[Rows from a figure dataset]
• • • • • • •

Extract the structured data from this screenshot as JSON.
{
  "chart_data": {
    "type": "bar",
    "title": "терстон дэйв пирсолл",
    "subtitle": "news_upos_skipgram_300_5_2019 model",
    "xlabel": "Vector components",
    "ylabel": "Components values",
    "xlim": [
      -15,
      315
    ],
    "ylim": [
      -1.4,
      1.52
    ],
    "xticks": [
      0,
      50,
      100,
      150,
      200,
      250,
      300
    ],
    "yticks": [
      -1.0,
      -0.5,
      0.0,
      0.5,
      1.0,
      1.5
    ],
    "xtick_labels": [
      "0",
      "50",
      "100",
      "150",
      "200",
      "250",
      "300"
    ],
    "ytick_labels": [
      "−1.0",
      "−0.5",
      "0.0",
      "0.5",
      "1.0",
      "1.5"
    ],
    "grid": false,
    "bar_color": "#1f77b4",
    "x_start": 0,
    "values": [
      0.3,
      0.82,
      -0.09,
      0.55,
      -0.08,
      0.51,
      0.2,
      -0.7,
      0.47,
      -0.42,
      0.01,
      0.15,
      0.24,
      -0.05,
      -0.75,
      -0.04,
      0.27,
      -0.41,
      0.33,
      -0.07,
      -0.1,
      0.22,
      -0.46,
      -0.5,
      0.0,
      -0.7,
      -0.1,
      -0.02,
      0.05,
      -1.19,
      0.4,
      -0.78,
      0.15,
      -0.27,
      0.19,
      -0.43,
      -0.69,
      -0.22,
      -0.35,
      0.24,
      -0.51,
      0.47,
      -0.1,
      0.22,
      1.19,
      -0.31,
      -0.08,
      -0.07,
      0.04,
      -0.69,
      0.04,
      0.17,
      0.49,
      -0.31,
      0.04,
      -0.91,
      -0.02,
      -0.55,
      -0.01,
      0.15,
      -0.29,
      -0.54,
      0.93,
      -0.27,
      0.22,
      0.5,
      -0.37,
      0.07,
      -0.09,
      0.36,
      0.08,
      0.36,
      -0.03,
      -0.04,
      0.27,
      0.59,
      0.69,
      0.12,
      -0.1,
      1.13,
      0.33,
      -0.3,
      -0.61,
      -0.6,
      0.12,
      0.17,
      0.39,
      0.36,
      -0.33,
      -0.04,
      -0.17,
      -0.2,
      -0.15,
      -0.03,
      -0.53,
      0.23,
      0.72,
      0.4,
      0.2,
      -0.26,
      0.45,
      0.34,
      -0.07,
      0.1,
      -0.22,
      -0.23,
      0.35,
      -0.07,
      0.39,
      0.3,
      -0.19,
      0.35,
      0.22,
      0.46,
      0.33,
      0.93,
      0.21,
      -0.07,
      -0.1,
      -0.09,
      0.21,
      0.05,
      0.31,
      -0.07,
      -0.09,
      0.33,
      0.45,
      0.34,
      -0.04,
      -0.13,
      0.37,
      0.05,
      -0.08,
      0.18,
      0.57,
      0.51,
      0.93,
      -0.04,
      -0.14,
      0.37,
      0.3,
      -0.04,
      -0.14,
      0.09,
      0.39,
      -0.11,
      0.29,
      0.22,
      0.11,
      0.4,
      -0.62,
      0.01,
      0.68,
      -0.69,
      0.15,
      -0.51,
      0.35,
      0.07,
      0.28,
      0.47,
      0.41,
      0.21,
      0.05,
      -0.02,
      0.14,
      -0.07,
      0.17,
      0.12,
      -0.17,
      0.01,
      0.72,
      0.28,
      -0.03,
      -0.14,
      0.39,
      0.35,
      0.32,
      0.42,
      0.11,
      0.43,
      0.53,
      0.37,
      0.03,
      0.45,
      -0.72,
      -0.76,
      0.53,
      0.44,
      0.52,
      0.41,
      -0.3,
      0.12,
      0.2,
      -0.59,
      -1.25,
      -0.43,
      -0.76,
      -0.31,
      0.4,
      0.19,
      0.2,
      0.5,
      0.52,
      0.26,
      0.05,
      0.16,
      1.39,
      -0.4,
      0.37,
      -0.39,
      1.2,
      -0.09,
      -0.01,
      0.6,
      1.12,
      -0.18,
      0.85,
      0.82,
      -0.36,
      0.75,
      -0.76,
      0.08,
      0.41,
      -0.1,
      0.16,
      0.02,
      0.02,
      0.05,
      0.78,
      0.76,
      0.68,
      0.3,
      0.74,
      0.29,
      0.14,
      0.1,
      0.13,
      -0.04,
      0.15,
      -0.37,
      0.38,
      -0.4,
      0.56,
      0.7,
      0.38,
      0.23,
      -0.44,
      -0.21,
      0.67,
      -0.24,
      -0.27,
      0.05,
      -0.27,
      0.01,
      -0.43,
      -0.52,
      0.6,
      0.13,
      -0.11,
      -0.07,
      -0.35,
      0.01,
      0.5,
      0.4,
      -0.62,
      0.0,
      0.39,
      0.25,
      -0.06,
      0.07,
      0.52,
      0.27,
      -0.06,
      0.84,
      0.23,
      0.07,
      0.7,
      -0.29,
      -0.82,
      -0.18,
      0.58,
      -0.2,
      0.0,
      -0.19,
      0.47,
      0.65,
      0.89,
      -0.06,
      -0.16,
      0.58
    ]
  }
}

• • • • • • •

Take the entries and copy them out exactly.

# Solved exercise
Extract the structured data from this screenshot as JSON.
{
  "chart_data": {
    "type": "bar",
    "title": "терстон дэйв пирсолл",
    "subtitle": "news_upos_skipgram_300_5_2019 model",
    "xlabel": "Vector components",
    "ylabel": "Components values",
    "xlim": [
      -15,
      315
    ],
    "ylim": [
      -1.4,
      1.52
    ],
    "xticks": [
      0,
      50,
      100,
      150,
      200,
      250,
      300
    ],
    "yticks": [
      -1.0,
      -0.5,
      0.0,
      0.5,
      1.0,
      1.5
    ],
    "xtick_labels": [
      "0",
      "50",
      "100",
      "150",
      "200",
      "250",
      "300"
    ],
    "ytick_labels": [
      "−1.0",
      "−0.5",
      "0.0",
      "0.5",
      "1.0",
      "1.5"
    ],
    "grid": false,
    "bar_color": "#1f77b4",
    "x_start": 0,
    "values": [
      0.3,
      0.82,
      -0.09,
      0.55,
      -0.08,
      0.51,
      0.2,
      -0.7,
      0.47,
      -0.42,
      0.01,
      0.15,
      0.24,
      -0.05,
      -0.75,
      -0.04,
      0.27,
      -0.41,
      0.33,
      -0.07,
      -0.1,
      0.22,
      -0.46,
      -0.5,
      0.0,
      -0.7,
      -0.1,
      -0.02,
      0.05,
      -1.19,
      0.4,
      -0.78,
      0.15,
      -0.27,
      0.19,
      -0.43,
      -0.69,
      -0.22,
      -0.35,
      0.24,
      -0.51,
      0.47,
      -0.1,
      0.22,
      1.19,
      -0.31,
      -0.08,
      -0.07,
      0.04,
      -0.69,
      0.04,
      0.17,
      0.49,
      -0.31,
      0.04,
      -0.91,
      -0.02,
      -0.55,
      -0.01,
      0.15,
      -0.29,
      -0.54,
      0.93,
      -0.27,
      0.22,
      0.5,
      -0.37,
      0.07,
      -0.09,
      0.36,
      0.08,
      0.36,
      -0.03,
      -0.04,
      0.27,
      0.59,
      0.69,
      0.12,
      -0.1,
      1.13,
      0.33,
      -0.3,
      -0.61,
      -0.6,
      0.12,
      0.17,
      0.39,
      0.36,
      -0.33,
      -0.04,
      -0.17,
      -0.2,
      -0.15,
      -0.03,
      -0.53,
      0.23,
      0.72,
      0.4,
      0.2,
      -0.26,
      0.45,
      0.34,
      -0.07,
      0.1,
      -0.22,
      -0.23,
      0.35,
      -0.07,
      0.39,
      0.3,
      -0.19,
      0.35,
      0.22,
      0.46,
      0.33,
      0.93,
      0.21,
      -0.07,
      -0.1,
      -0.09,
      0.21,
      0.05,
      0.31,
      -0.07,
      -0.09,
      0.33,
      0.45,
      0.34,
      -0.04,
      -0.13,
      0.37,
      0.05,
      -0.08,
      0.18,
      0.57,
      0.51,
      0.93,
      -0.04,
      -0.14,
      0.37,
      0.3,
      -0.04,
      -0.14,
      0.09,
      0.39,
      -0.11,
      0.29,
      0.22,
      0.11,
      0.4,
      -0.62,
      0.01,
      0.68,
      -0.69,
      0.15,
      -0.51,
      0.35,
      0.07,
      0.28,
      0.47,
      0.41,
      0.21,
      0.05,
      -0.02,
      0.14,
      -0.07,
      0.17,
      0.12,
      -0.17,
      0.01,
      0.72,
      0.28,
      -0.03,
      -0.14,
      0.39,
      0.35,
      0.32,
      0.42,
      0.11,
      0.43,
      0.53,
      0.37,
      0.03,
      0.45,
      -0.72,
      -0.76,
      0.53,
      0.44,
      0.52,
      0.41,
      -0.3,
      0.12,
      0.2,
      -0.59,
      -1.25,
      -0.43,
      -0.76,
      -0.31,
      0.4,
      0.19,
      0.2,
      0.5,
      0.52,
      0.26,
      0.05,
      0.16,
      1.39,
      -0.4,
      0.37,
      -0.39,
      1.2,
      -0.09,
      -0.01,
      0.6,
      1.12,
      -0.18,
      0.85,
      0.82,
      -0.36,
      0.75,
      -0.76,
      0.08,
      0.41,
      -0.1,
      0.16,
      0.02,
      0.02,
      0.05,
      0.78,
      0.76,
      0.68,
      0.3,
      0.74,
      0.29,
      0.14,
      0.1,
      0.13,
      -0.04,
      0.15,
      -0.37,
      0.38,
      -0.4,
      0.56,
      0.7,
      0.38,
      0.23,
      -0.44,
      -0.21,
      0.67,
      -0.24,
      -0.27,
      0.05,
      -0.27,
      0.01,
      -0.43,
      -0.52,
      0.6,
      0.13,
      -0.11,
      -0.07,
      -0.35,
      0.01,
      0.5,
      0.4,
      -0.62,
      0.0,
      0.39,
      0.25,
      -0.06,
      0.07,
      0.52,
      0.27,
      -0.06,
      0.84,
      0.23,
      0.07,
      0.7,
      -0.29,
      -0.82,
      -0.18,
      0.58,
      -0.2,
      0.0,
      -0.19,
      0.47,
      0.65,
      0.89,
      -0.06,
      -0.16,
      0.58
    ]
  }
}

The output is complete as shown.